Begin DATA PROVIDED
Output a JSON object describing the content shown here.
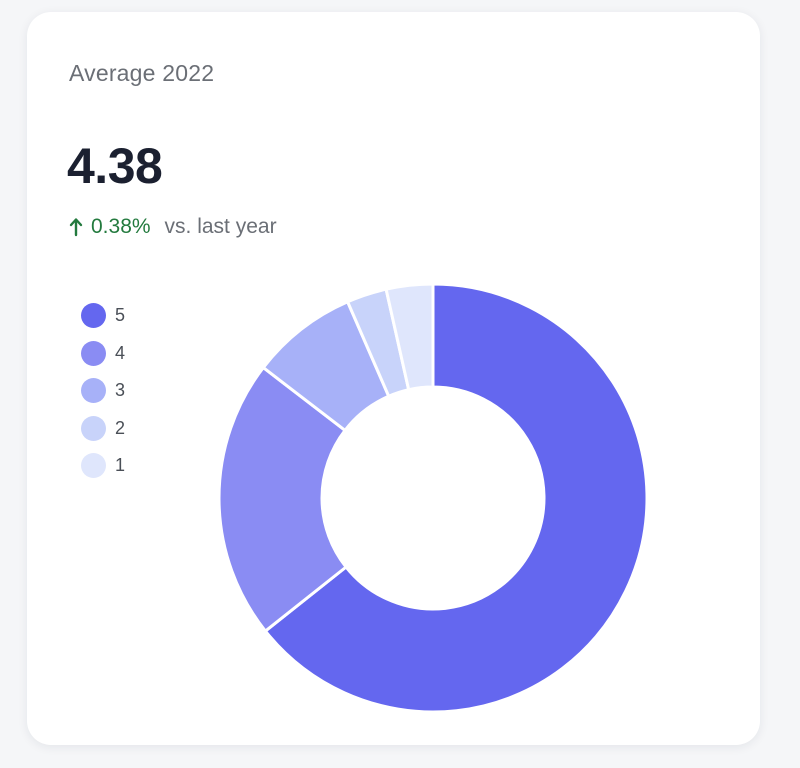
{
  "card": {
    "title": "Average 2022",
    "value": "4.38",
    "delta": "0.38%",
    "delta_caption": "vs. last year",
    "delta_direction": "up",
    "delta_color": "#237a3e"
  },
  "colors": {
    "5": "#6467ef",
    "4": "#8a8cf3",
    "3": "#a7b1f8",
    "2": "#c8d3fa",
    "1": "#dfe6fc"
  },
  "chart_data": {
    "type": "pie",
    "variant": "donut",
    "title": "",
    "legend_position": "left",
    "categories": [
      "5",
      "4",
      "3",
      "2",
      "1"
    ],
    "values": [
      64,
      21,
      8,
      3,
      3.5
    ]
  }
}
End DATA PROVIDED
Begin DATA PROVIDED
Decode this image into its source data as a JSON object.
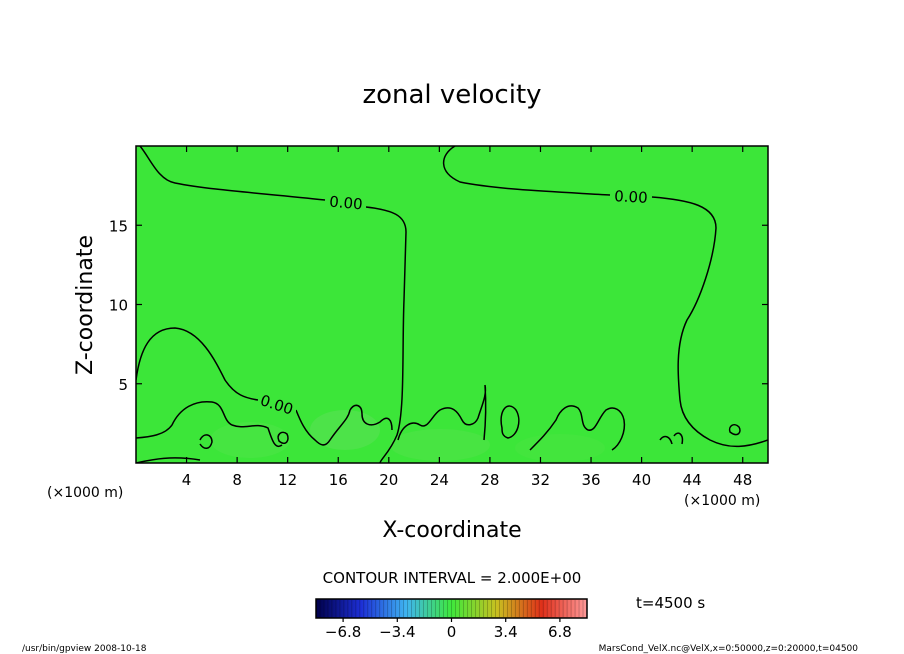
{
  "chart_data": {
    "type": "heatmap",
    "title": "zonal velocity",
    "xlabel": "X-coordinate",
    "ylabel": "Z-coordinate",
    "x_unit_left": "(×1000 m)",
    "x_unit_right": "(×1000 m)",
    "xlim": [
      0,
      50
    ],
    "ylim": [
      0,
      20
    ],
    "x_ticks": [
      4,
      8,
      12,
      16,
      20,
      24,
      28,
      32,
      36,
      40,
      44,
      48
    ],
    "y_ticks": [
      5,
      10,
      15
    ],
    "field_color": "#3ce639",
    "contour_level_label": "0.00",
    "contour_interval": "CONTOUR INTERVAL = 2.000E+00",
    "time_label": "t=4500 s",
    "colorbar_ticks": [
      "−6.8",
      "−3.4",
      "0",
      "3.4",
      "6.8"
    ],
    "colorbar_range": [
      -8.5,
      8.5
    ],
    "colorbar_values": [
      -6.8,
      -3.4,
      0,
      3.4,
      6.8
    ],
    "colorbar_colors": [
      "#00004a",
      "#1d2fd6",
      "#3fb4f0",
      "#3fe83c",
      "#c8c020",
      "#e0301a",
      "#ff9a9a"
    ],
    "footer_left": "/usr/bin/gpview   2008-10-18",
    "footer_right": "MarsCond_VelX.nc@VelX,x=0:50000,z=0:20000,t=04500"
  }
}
End DATA PROVIDED
Begin DATA PROVIDED
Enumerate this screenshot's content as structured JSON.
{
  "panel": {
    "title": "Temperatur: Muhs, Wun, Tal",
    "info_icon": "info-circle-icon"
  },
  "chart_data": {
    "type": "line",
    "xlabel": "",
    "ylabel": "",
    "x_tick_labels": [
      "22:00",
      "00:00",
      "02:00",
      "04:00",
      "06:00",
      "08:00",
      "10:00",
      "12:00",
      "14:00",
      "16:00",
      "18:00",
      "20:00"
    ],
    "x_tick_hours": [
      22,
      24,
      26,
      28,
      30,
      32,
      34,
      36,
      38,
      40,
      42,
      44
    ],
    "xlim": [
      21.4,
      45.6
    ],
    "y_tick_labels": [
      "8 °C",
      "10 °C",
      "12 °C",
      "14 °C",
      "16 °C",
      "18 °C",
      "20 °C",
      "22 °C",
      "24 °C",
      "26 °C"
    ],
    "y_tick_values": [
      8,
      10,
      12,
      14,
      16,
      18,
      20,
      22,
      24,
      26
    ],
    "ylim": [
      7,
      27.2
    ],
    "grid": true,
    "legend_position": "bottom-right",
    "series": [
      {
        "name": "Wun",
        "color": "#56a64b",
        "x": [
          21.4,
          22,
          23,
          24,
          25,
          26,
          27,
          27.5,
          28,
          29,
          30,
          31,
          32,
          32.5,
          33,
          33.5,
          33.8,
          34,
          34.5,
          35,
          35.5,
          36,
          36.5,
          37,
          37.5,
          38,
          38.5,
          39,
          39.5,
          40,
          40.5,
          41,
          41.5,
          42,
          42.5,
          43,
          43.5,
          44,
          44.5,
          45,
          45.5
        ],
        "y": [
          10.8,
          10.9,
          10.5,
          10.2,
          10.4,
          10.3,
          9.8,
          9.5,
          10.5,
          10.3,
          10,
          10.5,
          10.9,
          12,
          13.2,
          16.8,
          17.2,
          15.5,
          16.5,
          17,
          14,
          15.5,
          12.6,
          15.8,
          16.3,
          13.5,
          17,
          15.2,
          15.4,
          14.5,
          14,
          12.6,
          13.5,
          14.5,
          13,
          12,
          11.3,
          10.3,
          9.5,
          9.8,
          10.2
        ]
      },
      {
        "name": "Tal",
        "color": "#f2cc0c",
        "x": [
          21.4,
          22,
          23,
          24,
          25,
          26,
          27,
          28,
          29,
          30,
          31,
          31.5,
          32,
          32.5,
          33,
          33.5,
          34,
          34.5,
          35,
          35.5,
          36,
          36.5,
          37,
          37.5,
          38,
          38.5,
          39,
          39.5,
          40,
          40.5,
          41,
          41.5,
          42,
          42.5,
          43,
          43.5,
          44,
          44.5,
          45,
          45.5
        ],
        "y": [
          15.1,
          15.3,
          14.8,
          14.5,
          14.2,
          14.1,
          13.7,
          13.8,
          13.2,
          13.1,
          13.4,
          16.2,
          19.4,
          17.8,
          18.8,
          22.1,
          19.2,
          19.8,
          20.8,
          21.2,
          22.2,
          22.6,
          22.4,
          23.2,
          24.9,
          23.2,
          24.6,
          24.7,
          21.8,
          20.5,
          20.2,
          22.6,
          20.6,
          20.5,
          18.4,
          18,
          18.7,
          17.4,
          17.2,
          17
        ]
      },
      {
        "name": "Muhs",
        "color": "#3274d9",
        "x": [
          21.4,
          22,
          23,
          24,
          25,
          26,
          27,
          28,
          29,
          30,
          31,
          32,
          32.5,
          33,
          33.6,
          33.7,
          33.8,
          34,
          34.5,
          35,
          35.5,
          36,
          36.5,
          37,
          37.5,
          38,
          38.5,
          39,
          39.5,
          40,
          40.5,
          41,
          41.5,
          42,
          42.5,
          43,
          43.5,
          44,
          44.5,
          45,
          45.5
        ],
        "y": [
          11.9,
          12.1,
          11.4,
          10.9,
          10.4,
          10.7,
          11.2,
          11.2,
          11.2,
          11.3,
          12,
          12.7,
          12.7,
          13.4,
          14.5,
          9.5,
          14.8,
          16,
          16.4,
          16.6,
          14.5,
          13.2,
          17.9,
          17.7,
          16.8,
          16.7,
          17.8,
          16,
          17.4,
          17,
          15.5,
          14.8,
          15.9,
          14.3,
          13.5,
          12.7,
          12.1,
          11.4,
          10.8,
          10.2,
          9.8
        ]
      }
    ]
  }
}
End DATA PROVIDED
THE REQUEST: Extract each line from the listing that holds the word "coordinate".

WRITTEN RESPONSE:
    "xlabel": "X-coordinate",
    "ylabel": "Z-coordinate",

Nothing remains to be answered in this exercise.